SHORT EXERCISE ▸
Provide only the number of lines in the records below that include "FastStone".

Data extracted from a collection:
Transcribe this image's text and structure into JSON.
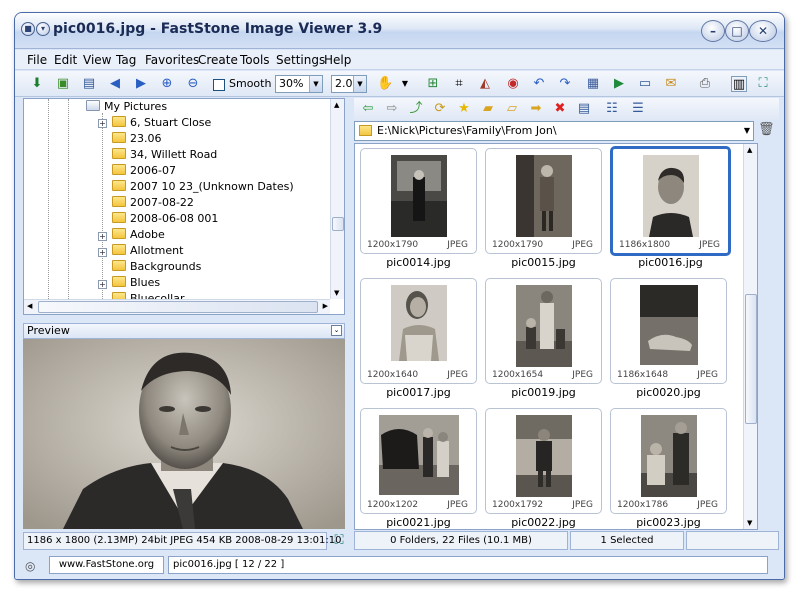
{
  "window": {
    "title": "pic0016.jpg - FastStone Image Viewer 3.9"
  },
  "menu": [
    "File",
    "Edit",
    "View",
    "Tag",
    "Favorites",
    "Create",
    "Tools",
    "Settings",
    "Help"
  ],
  "toolbar": {
    "smooth_label": "Smooth",
    "zoom_value": "30%",
    "ratio_value": "2.0"
  },
  "tree": {
    "root": "My Pictures",
    "items": [
      "6, Stuart Close",
      "23.06",
      "34, Willett Road",
      "2006-07",
      "2007 10 23_(Unknown Dates)",
      "2007-08-22",
      "2008-06-08 001",
      "Adobe",
      "Allotment",
      "Backgrounds",
      "Blues",
      "Bluecollar"
    ]
  },
  "preview": {
    "header": "Preview",
    "info": "1186 x 1800 (2.13MP)   24bit JPEG   454 KB   2008-08-29 13:01:10"
  },
  "browser": {
    "path": "E:\\Nick\\Pictures\\Family\\From Jon\\"
  },
  "thumbnails": [
    {
      "name": "pic0014.jpg",
      "dims": "1200x1790",
      "format": "JPEG"
    },
    {
      "name": "pic0015.jpg",
      "dims": "1200x1790",
      "format": "JPEG"
    },
    {
      "name": "pic0016.jpg",
      "dims": "1186x1800",
      "format": "JPEG",
      "selected": true
    },
    {
      "name": "pic0017.jpg",
      "dims": "1200x1640",
      "format": "JPEG"
    },
    {
      "name": "pic0019.jpg",
      "dims": "1200x1654",
      "format": "JPEG"
    },
    {
      "name": "pic0020.jpg",
      "dims": "1186x1648",
      "format": "JPEG"
    },
    {
      "name": "pic0021.jpg",
      "dims": "1200x1202",
      "format": "JPEG"
    },
    {
      "name": "pic0022.jpg",
      "dims": "1200x1792",
      "format": "JPEG"
    },
    {
      "name": "pic0023.jpg",
      "dims": "1200x1786",
      "format": "JPEG"
    }
  ],
  "status": {
    "files": "0 Folders, 22 Files (10.1 MB)",
    "selected": "1 Selected",
    "website": "www.FastStone.org",
    "current": "pic0016.jpg [ 12 / 22 ]"
  }
}
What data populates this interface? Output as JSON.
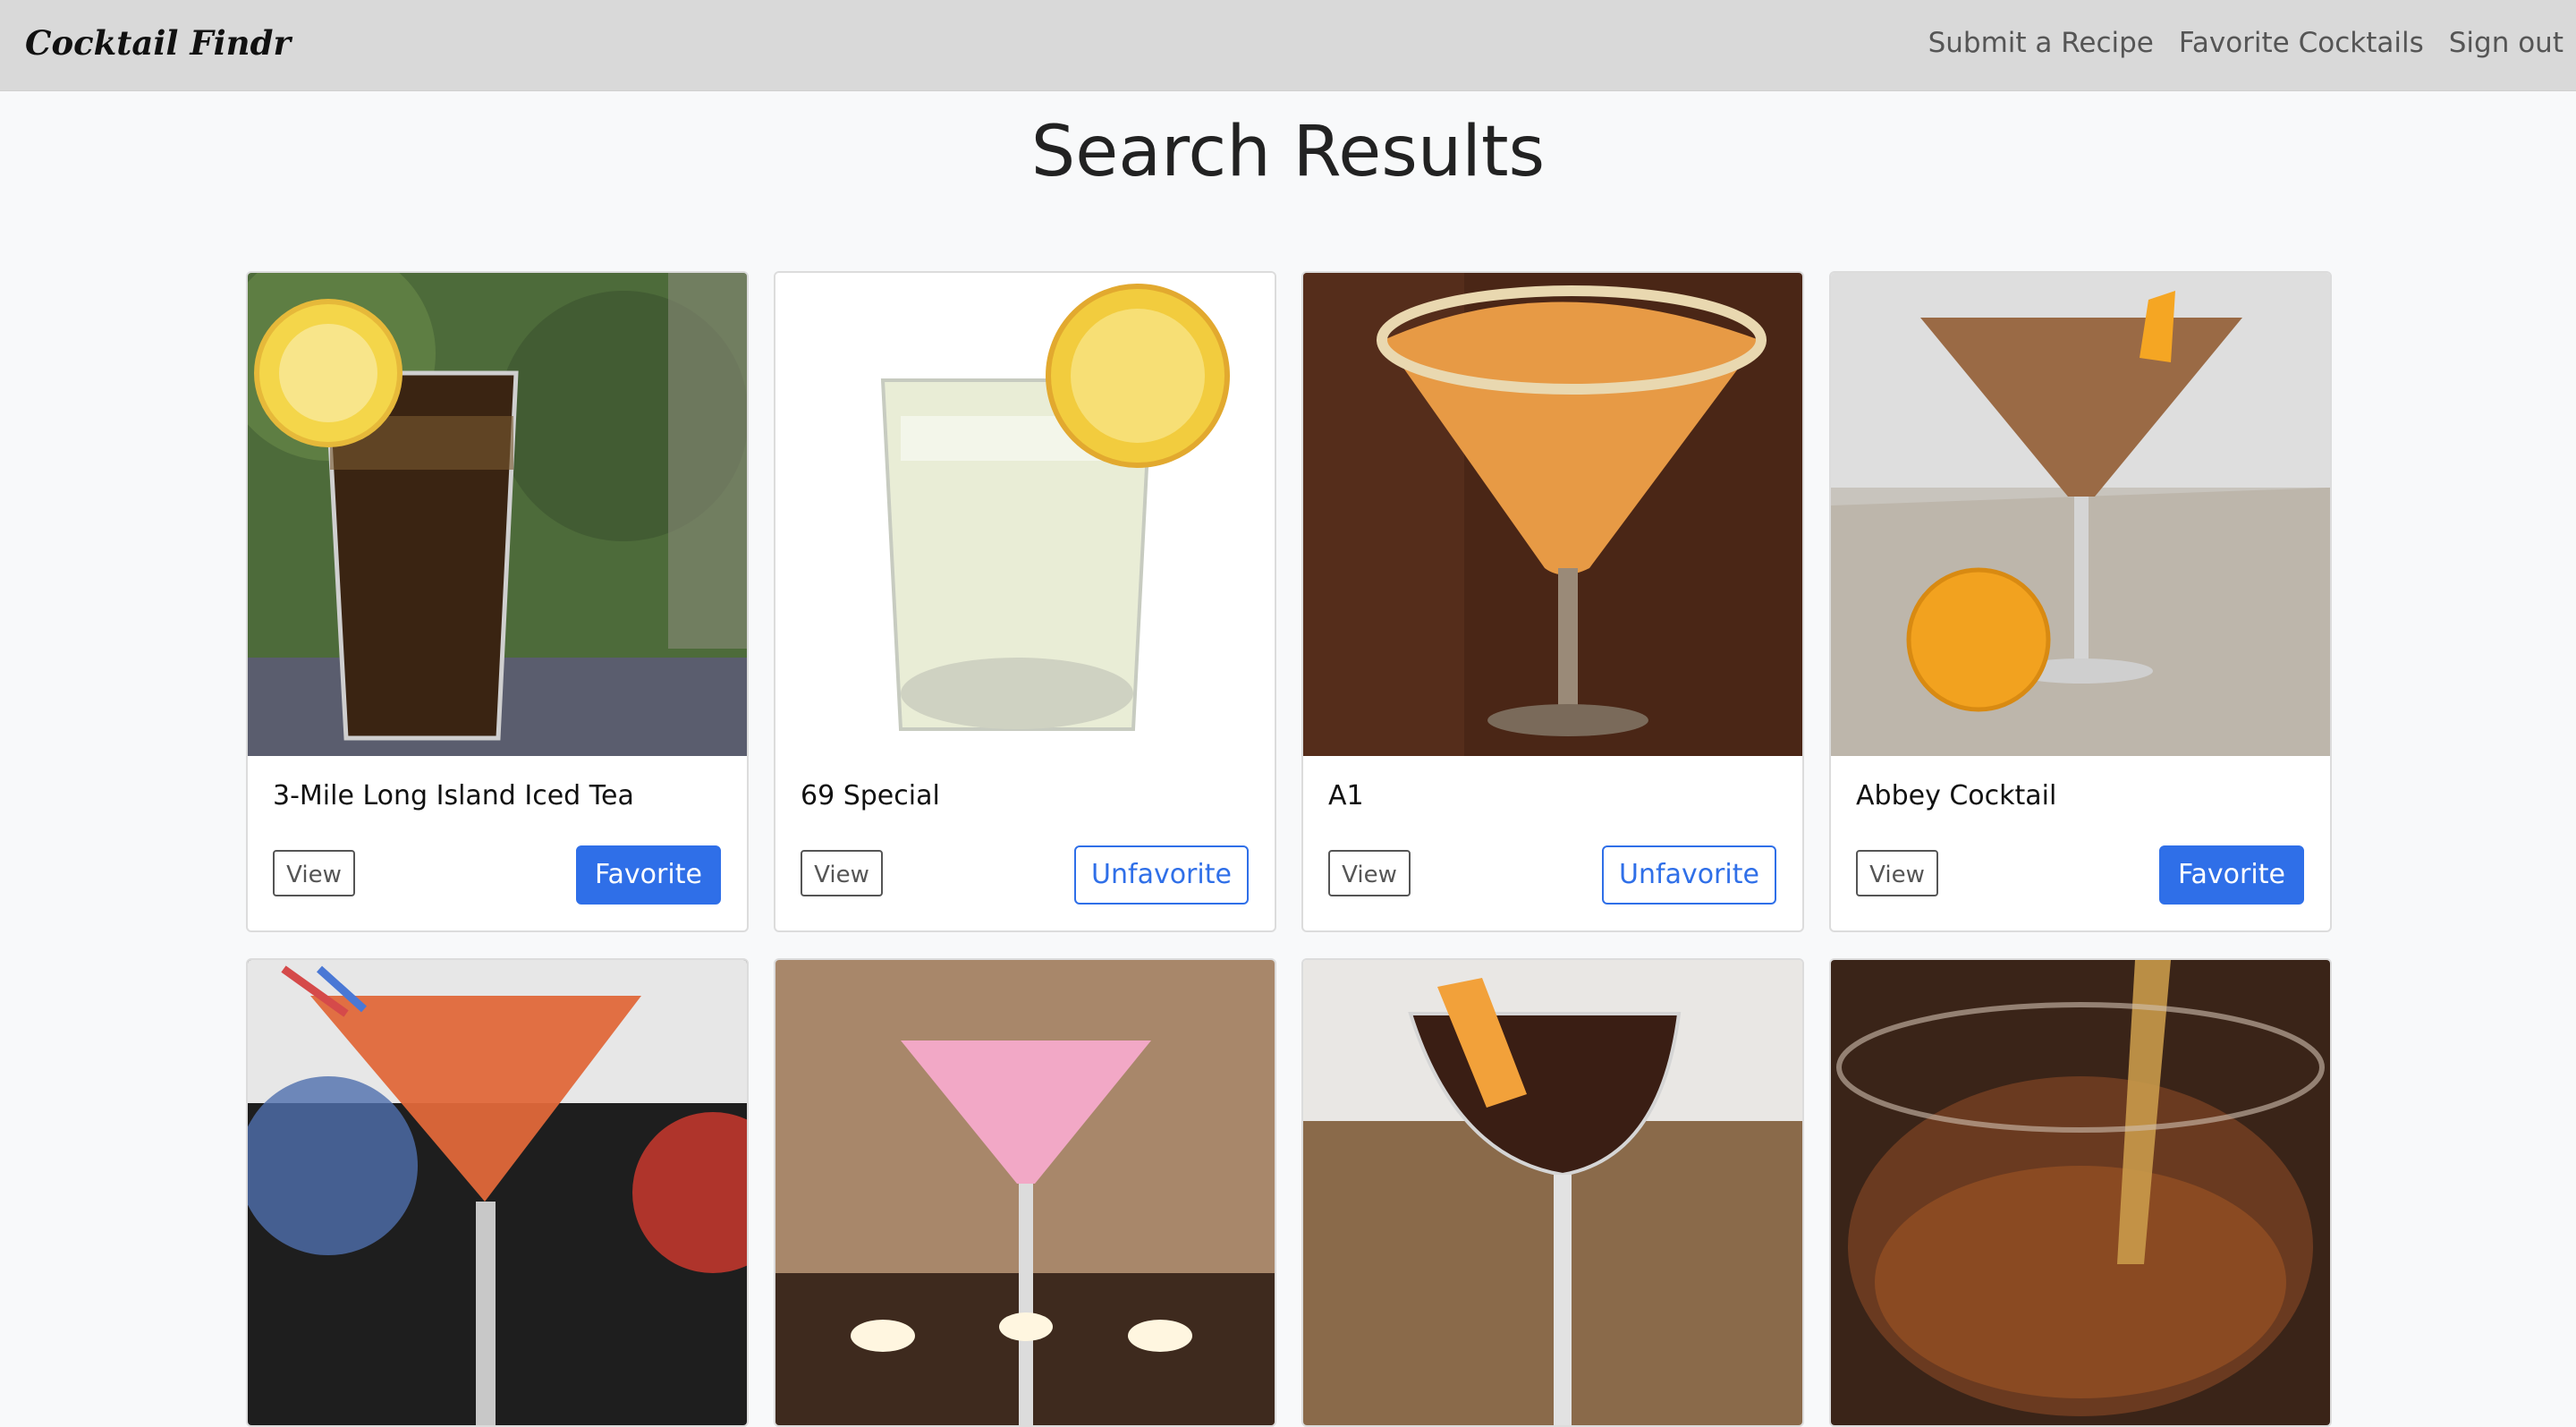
{
  "nav": {
    "brand": "Cocktail Findr",
    "links": [
      "Submit a Recipe",
      "Favorite Cocktails",
      "Sign out"
    ]
  },
  "page": {
    "title": "Search Results"
  },
  "cards": [
    {
      "title": "3-Mile Long Island Iced Tea",
      "view": "View",
      "action": "Favorite",
      "image": "iced-tea-glass-with-lemon"
    },
    {
      "title": "69 Special",
      "view": "View",
      "action": "Unfavorite",
      "image": "rocks-glass-with-lemon"
    },
    {
      "title": "A1",
      "view": "View",
      "action": "Unfavorite",
      "image": "sugar-rim-martini-orange"
    },
    {
      "title": "Abbey Cocktail",
      "view": "View",
      "action": "Favorite",
      "image": "martini-with-orange-on-wood"
    },
    {
      "title": "",
      "image": "orange-martini-with-straws"
    },
    {
      "title": "",
      "image": "pink-martini-with-candles"
    },
    {
      "title": "",
      "image": "coupe-with-orange-peel"
    },
    {
      "title": "",
      "image": "pouring-brown-drink"
    }
  ],
  "colors": {
    "primary": "#2f6fe8",
    "navbar": "#d9d9d9",
    "background": "#f8f9fa"
  }
}
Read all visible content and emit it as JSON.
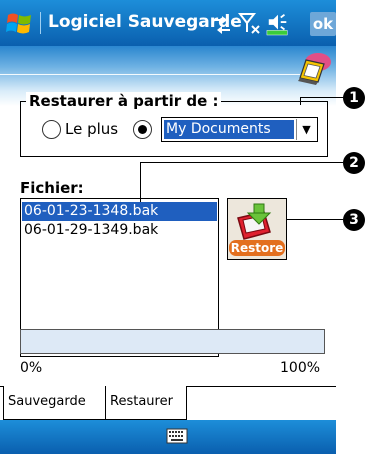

IN RESPONSE ▸
2